--- Start Data to process ---
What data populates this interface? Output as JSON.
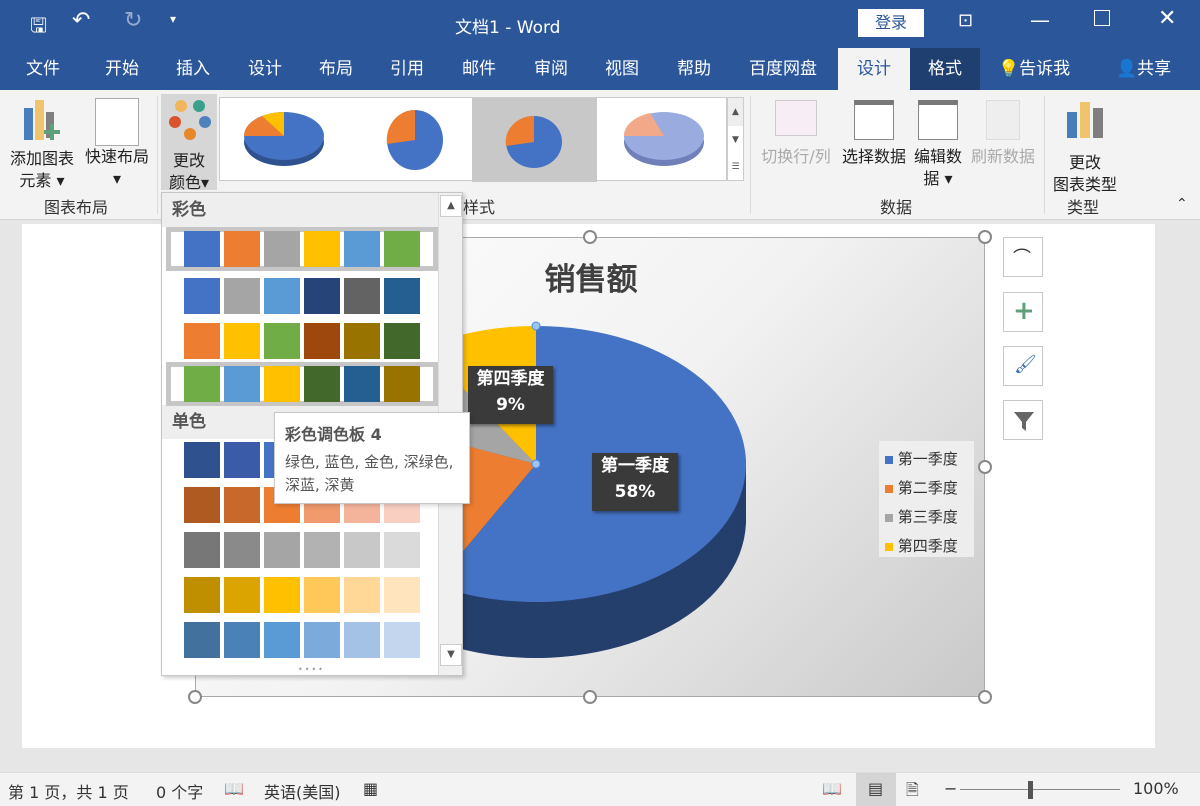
{
  "titlebar": {
    "title": "文档1  -  Word",
    "login": "登录",
    "save_icon": "save-icon",
    "undo_icon": "undo-icon",
    "redo_icon": "redo-icon"
  },
  "tabs": [
    "文件",
    "开始",
    "插入",
    "设计",
    "布局",
    "引用",
    "邮件",
    "审阅",
    "视图",
    "帮助",
    "百度网盘",
    "设计",
    "格式"
  ],
  "tell_me": "告诉我",
  "share": "共享",
  "ribbon": {
    "add_element": [
      "添加图表",
      "元素"
    ],
    "quick_layout": "快速布局",
    "change_color": [
      "更改",
      "颜色"
    ],
    "group_layout": "图表布局",
    "group_style_partial": "样式",
    "switch_row_col": "切换行/列",
    "select_data": "选择数据",
    "edit_data": [
      "编辑数",
      "据"
    ],
    "refresh_data": "刷新数据",
    "group_data": "数据",
    "change_type": [
      "更改",
      "图表类型"
    ],
    "group_type": "类型"
  },
  "dropdown": {
    "section_colorful": "彩色",
    "section_mono": "单色",
    "colorful_rows": [
      {
        "selected": true,
        "colors": [
          "#4472c4",
          "#ed7d31",
          "#a5a5a5",
          "#ffc000",
          "#5b9bd5",
          "#70ad47"
        ]
      },
      {
        "selected": false,
        "colors": [
          "#4472c4",
          "#a5a5a5",
          "#5b9bd5",
          "#264478",
          "#636363",
          "#255e91"
        ]
      },
      {
        "selected": false,
        "colors": [
          "#ed7d31",
          "#ffc000",
          "#70ad47",
          "#9e480e",
          "#997300",
          "#43682b"
        ]
      },
      {
        "selected": true,
        "colors": [
          "#70ad47",
          "#5b9bd5",
          "#ffc000",
          "#43682b",
          "#255e91",
          "#997300"
        ]
      }
    ],
    "mono_rows": [
      [
        "#2f528f",
        "#3a5ca8",
        "#4472c4",
        "#6f8fd0",
        "#9fb3e0",
        "#c9d4ee"
      ],
      [
        "#ae5a21",
        "#c9682b",
        "#ed7d31",
        "#f19a6e",
        "#f4b49c",
        "#f8cfc1"
      ],
      [
        "#777777",
        "#8a8a8a",
        "#a5a5a5",
        "#b2b2b2",
        "#c8c8c8",
        "#dadada"
      ],
      [
        "#bf8f00",
        "#dba400",
        "#ffc000",
        "#ffc859",
        "#ffd796",
        "#ffe4bd"
      ],
      [
        "#41719c",
        "#4a82b7",
        "#5b9bd5",
        "#7cabdb",
        "#a3c2e6",
        "#c4d6ed"
      ]
    ]
  },
  "tooltip": {
    "title": "彩色调色板 4",
    "desc": "绿色, 蓝色, 金色, 深绿色, 深蓝, 深黄"
  },
  "chart_data": {
    "type": "pie",
    "title": "销售额",
    "categories": [
      "第一季度",
      "第二季度",
      "第三季度",
      "第四季度"
    ],
    "values": [
      58,
      23,
      10,
      9
    ],
    "colors": [
      "#4472c4",
      "#ed7d31",
      "#a5a5a5",
      "#ffc000"
    ],
    "data_labels": [
      {
        "cat": "第一季度",
        "pct": "58%"
      },
      {
        "cat": "第四季度",
        "pct": "9%"
      }
    ],
    "legend": "right"
  },
  "status": {
    "page": "第 1 页，共 1 页",
    "words": "0 个字",
    "lang": "英语(美国)",
    "zoom": "100%"
  }
}
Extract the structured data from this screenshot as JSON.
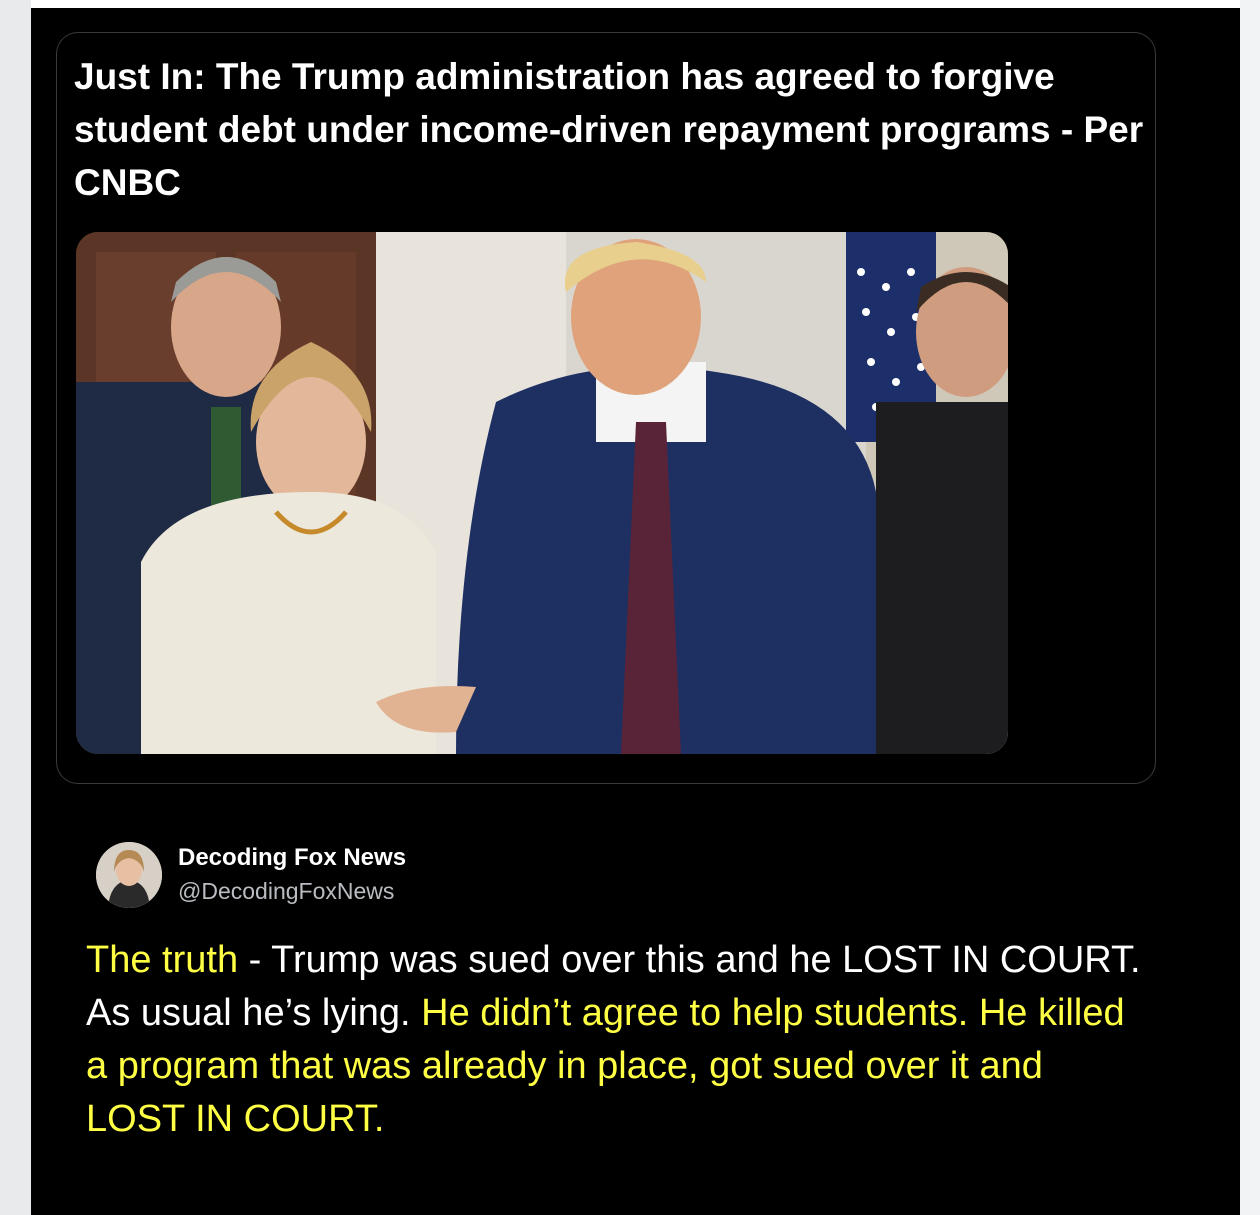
{
  "quote": {
    "text": "Just In: The Trump administration has agreed to forgive student debt under income-driven repayment programs  - Per CNBC"
  },
  "photo": {
    "alt": "Photo of Trump holding hands with a woman in a white jacket, with men in suits and an American flag in the background"
  },
  "author": {
    "name": "Decoding Fox News",
    "handle": "@DecodingFoxNews"
  },
  "commentary": {
    "part1_highlight": "The truth",
    "part2": " - Trump was sued over this and he LOST IN COURT.  As usual he’s lying.  ",
    "part3_highlight": "He didn’t agree to help students. He killed a program that was already in place, got sued over it and LOST IN COURT."
  },
  "colors": {
    "background": "#000000",
    "highlight": "#ffff44",
    "text": "#ffffff",
    "handle": "#b9bcc0"
  }
}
--- End Data to process ---
# [What to produce]
Reproduce all the records verbatim, excluding images.

# [Full output]
What data populates this interface? Output as JSON.
{
  "titlebar": {
    "title": "文档1  -  Word",
    "login": "登录",
    "save_icon": "save-icon",
    "undo_icon": "undo-icon",
    "redo_icon": "redo-icon"
  },
  "tabs": [
    "文件",
    "开始",
    "插入",
    "设计",
    "布局",
    "引用",
    "邮件",
    "审阅",
    "视图",
    "帮助",
    "百度网盘",
    "设计",
    "格式"
  ],
  "tell_me": "告诉我",
  "share": "共享",
  "ribbon": {
    "add_element": [
      "添加图表",
      "元素"
    ],
    "quick_layout": "快速布局",
    "change_color": [
      "更改",
      "颜色"
    ],
    "group_layout": "图表布局",
    "group_style_partial": "样式",
    "switch_row_col": "切换行/列",
    "select_data": "选择数据",
    "edit_data": [
      "编辑数",
      "据"
    ],
    "refresh_data": "刷新数据",
    "group_data": "数据",
    "change_type": [
      "更改",
      "图表类型"
    ],
    "group_type": "类型"
  },
  "dropdown": {
    "section_colorful": "彩色",
    "section_mono": "单色",
    "colorful_rows": [
      {
        "selected": true,
        "colors": [
          "#4472c4",
          "#ed7d31",
          "#a5a5a5",
          "#ffc000",
          "#5b9bd5",
          "#70ad47"
        ]
      },
      {
        "selected": false,
        "colors": [
          "#4472c4",
          "#a5a5a5",
          "#5b9bd5",
          "#264478",
          "#636363",
          "#255e91"
        ]
      },
      {
        "selected": false,
        "colors": [
          "#ed7d31",
          "#ffc000",
          "#70ad47",
          "#9e480e",
          "#997300",
          "#43682b"
        ]
      },
      {
        "selected": true,
        "colors": [
          "#70ad47",
          "#5b9bd5",
          "#ffc000",
          "#43682b",
          "#255e91",
          "#997300"
        ]
      }
    ],
    "mono_rows": [
      [
        "#2f528f",
        "#3a5ca8",
        "#4472c4",
        "#6f8fd0",
        "#9fb3e0",
        "#c9d4ee"
      ],
      [
        "#ae5a21",
        "#c9682b",
        "#ed7d31",
        "#f19a6e",
        "#f4b49c",
        "#f8cfc1"
      ],
      [
        "#777777",
        "#8a8a8a",
        "#a5a5a5",
        "#b2b2b2",
        "#c8c8c8",
        "#dadada"
      ],
      [
        "#bf8f00",
        "#dba400",
        "#ffc000",
        "#ffc859",
        "#ffd796",
        "#ffe4bd"
      ],
      [
        "#41719c",
        "#4a82b7",
        "#5b9bd5",
        "#7cabdb",
        "#a3c2e6",
        "#c4d6ed"
      ]
    ]
  },
  "tooltip": {
    "title": "彩色调色板 4",
    "desc": "绿色, 蓝色, 金色, 深绿色, 深蓝, 深黄"
  },
  "chart_data": {
    "type": "pie",
    "title": "销售额",
    "categories": [
      "第一季度",
      "第二季度",
      "第三季度",
      "第四季度"
    ],
    "values": [
      58,
      23,
      10,
      9
    ],
    "colors": [
      "#4472c4",
      "#ed7d31",
      "#a5a5a5",
      "#ffc000"
    ],
    "data_labels": [
      {
        "cat": "第一季度",
        "pct": "58%"
      },
      {
        "cat": "第四季度",
        "pct": "9%"
      }
    ],
    "legend": "right"
  },
  "status": {
    "page": "第 1 页，共 1 页",
    "words": "0 个字",
    "lang": "英语(美国)",
    "zoom": "100%"
  }
}
Extract the structured data from this screenshot as JSON.
{
  "quote": {
    "text": "Just In: The Trump administration has agreed to forgive student debt under income-driven repayment programs  - Per CNBC"
  },
  "photo": {
    "alt": "Photo of Trump holding hands with a woman in a white jacket, with men in suits and an American flag in the background"
  },
  "author": {
    "name": "Decoding Fox News",
    "handle": "@DecodingFoxNews"
  },
  "commentary": {
    "part1_highlight": "The truth",
    "part2": " - Trump was sued over this and he LOST IN COURT.  As usual he’s lying.  ",
    "part3_highlight": "He didn’t agree to help students. He killed a program that was already in place, got sued over it and LOST IN COURT."
  },
  "colors": {
    "background": "#000000",
    "highlight": "#ffff44",
    "text": "#ffffff",
    "handle": "#b9bcc0"
  }
}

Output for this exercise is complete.